[WHAT YOU ARE ASKED TO DO]: All of the material below is to be restated word for word, apart from the pictures.

Items from a figure collection
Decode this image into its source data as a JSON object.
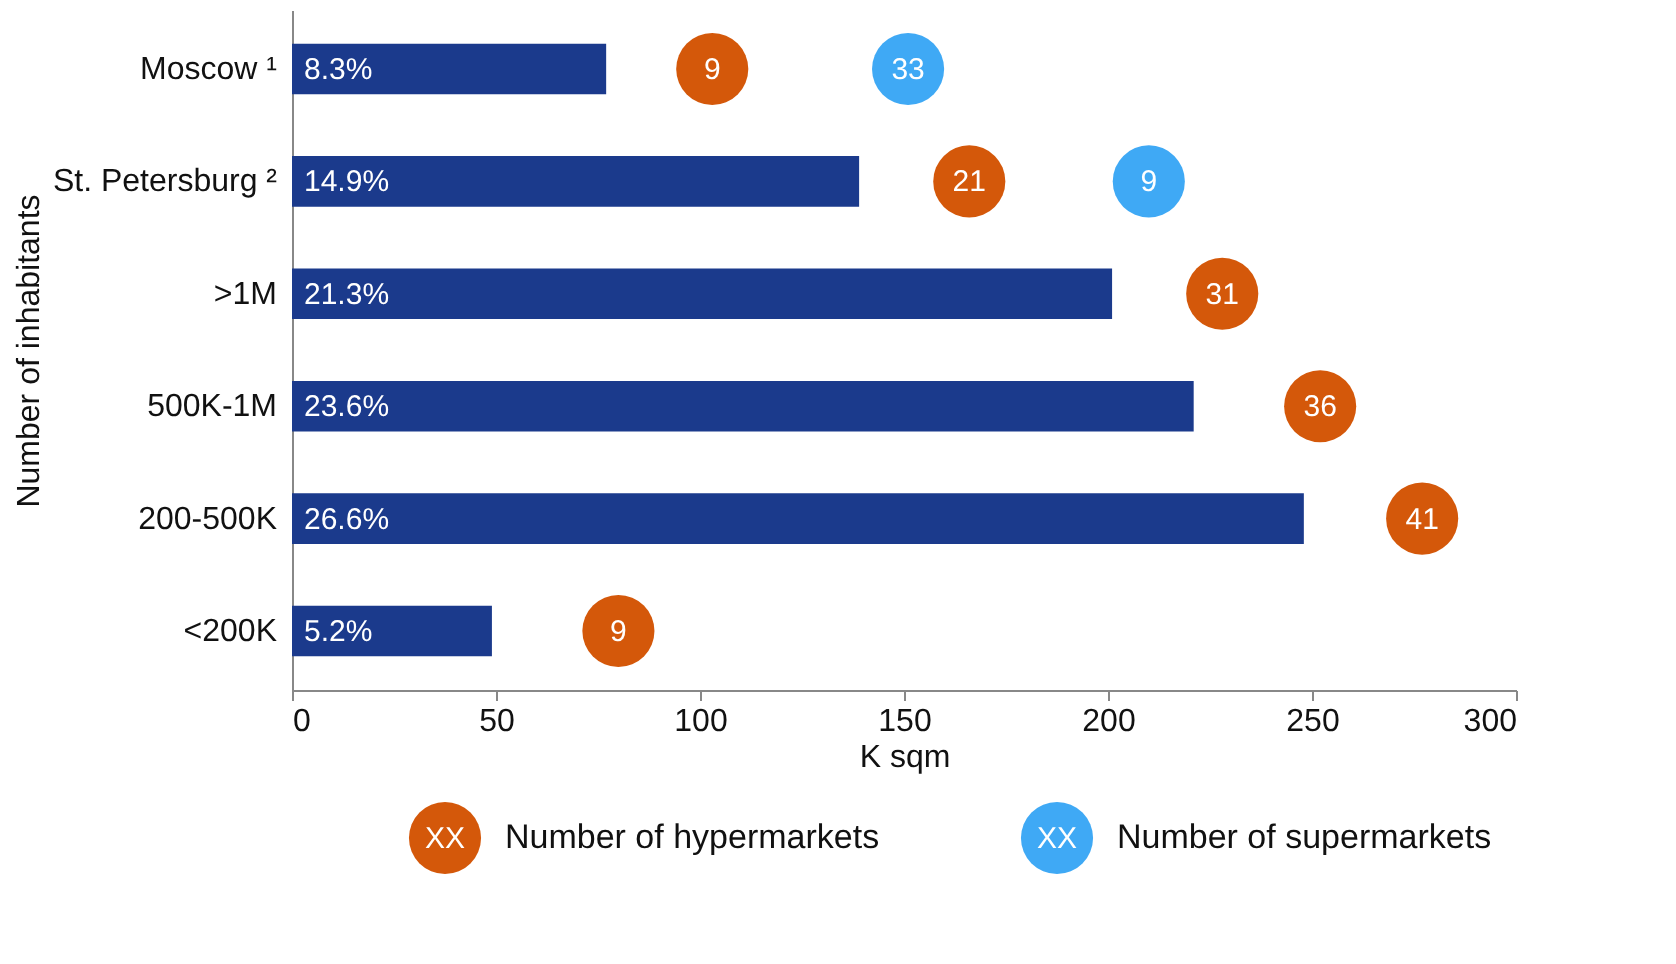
{
  "chart_data": {
    "type": "bar",
    "orientation": "horizontal",
    "categories": [
      "Moscow ¹",
      "St. Petersburg ²",
      ">1M",
      "500K-1M",
      "200-500K",
      "<200K"
    ],
    "xlabel": "K sqm",
    "ylabel": "Number of inhabitants",
    "xlim": [
      0,
      300
    ],
    "xticks": [
      0,
      50,
      100,
      150,
      200,
      250,
      300
    ],
    "grid": false,
    "legend": "bottom",
    "series": [
      {
        "color": "#1b3a8c",
        "values": [
          77,
          139,
          201,
          221,
          248,
          49
        ]
      },
      {
        "type": "scatter",
        "name": "Number of hypermarkets",
        "color": "#d4580a",
        "values": [
          103,
          166,
          228,
          252,
          277,
          80
        ]
      },
      {
        "type": "scatter",
        "name": "Number of supermarkets",
        "color": "#3fa9f5",
        "values": [
          151,
          210,
          null,
          null,
          null,
          null
        ]
      }
    ],
    "annotations": [
      "8.3%",
      "14.9%",
      "21.3%",
      "23.6%",
      "26.6%",
      "5.2%",
      {
        "text": "9",
        "x": 103,
        "y": "Moscow ¹"
      },
      {
        "text": "21",
        "x": 166,
        "y": "St. Petersburg ²"
      },
      {
        "text": "31",
        "x": 228,
        "y": ">1M"
      },
      {
        "text": "36",
        "x": 252,
        "y": "500K-1M"
      },
      {
        "text": "41",
        "x": 277,
        "y": "200-500K"
      },
      {
        "text": "9",
        "x": 80,
        "y": "<200K"
      },
      {
        "text": "33",
        "x": 151,
        "y": "Moscow ¹"
      },
      {
        "text": "9",
        "x": 210,
        "y": "St. Petersburg ²"
      },
      "XX",
      "XX"
    ]
  }
}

[SOLUTION]:
Decode this image into its source data as a JSON object.
{
  "chart_data": {
    "type": "bar",
    "orientation": "horizontal",
    "categories": [
      "Moscow ¹",
      "St. Petersburg ²",
      ">1M",
      "500K-1M",
      "200-500K",
      "<200K"
    ],
    "xlabel": "K sqm",
    "ylabel": "Number of inhabitants",
    "xlim": [
      0,
      300
    ],
    "xticks": [
      0,
      50,
      100,
      150,
      200,
      250,
      300
    ],
    "grid": false,
    "legend": "bottom",
    "series": [
      {
        "color": "#1b3a8c",
        "values": [
          77,
          139,
          201,
          221,
          248,
          49
        ]
      },
      {
        "type": "scatter",
        "name": "Number of hypermarkets",
        "color": "#d4580a",
        "values": [
          103,
          166,
          228,
          252,
          277,
          80
        ]
      },
      {
        "type": "scatter",
        "name": "Number of supermarkets",
        "color": "#3fa9f5",
        "values": [
          151,
          210,
          null,
          null,
          null,
          null
        ]
      }
    ],
    "annotations": [
      "8.3%",
      "14.9%",
      "21.3%",
      "23.6%",
      "26.6%",
      "5.2%",
      {
        "text": "9",
        "x": 103,
        "y": "Moscow ¹"
      },
      {
        "text": "21",
        "x": 166,
        "y": "St. Petersburg ²"
      },
      {
        "text": "31",
        "x": 228,
        "y": ">1M"
      },
      {
        "text": "36",
        "x": 252,
        "y": "500K-1M"
      },
      {
        "text": "41",
        "x": 277,
        "y": "200-500K"
      },
      {
        "text": "9",
        "x": 80,
        "y": "<200K"
      },
      {
        "text": "33",
        "x": 151,
        "y": "Moscow ¹"
      },
      {
        "text": "9",
        "x": 210,
        "y": "St. Petersburg ²"
      },
      "XX",
      "XX"
    ]
  }
}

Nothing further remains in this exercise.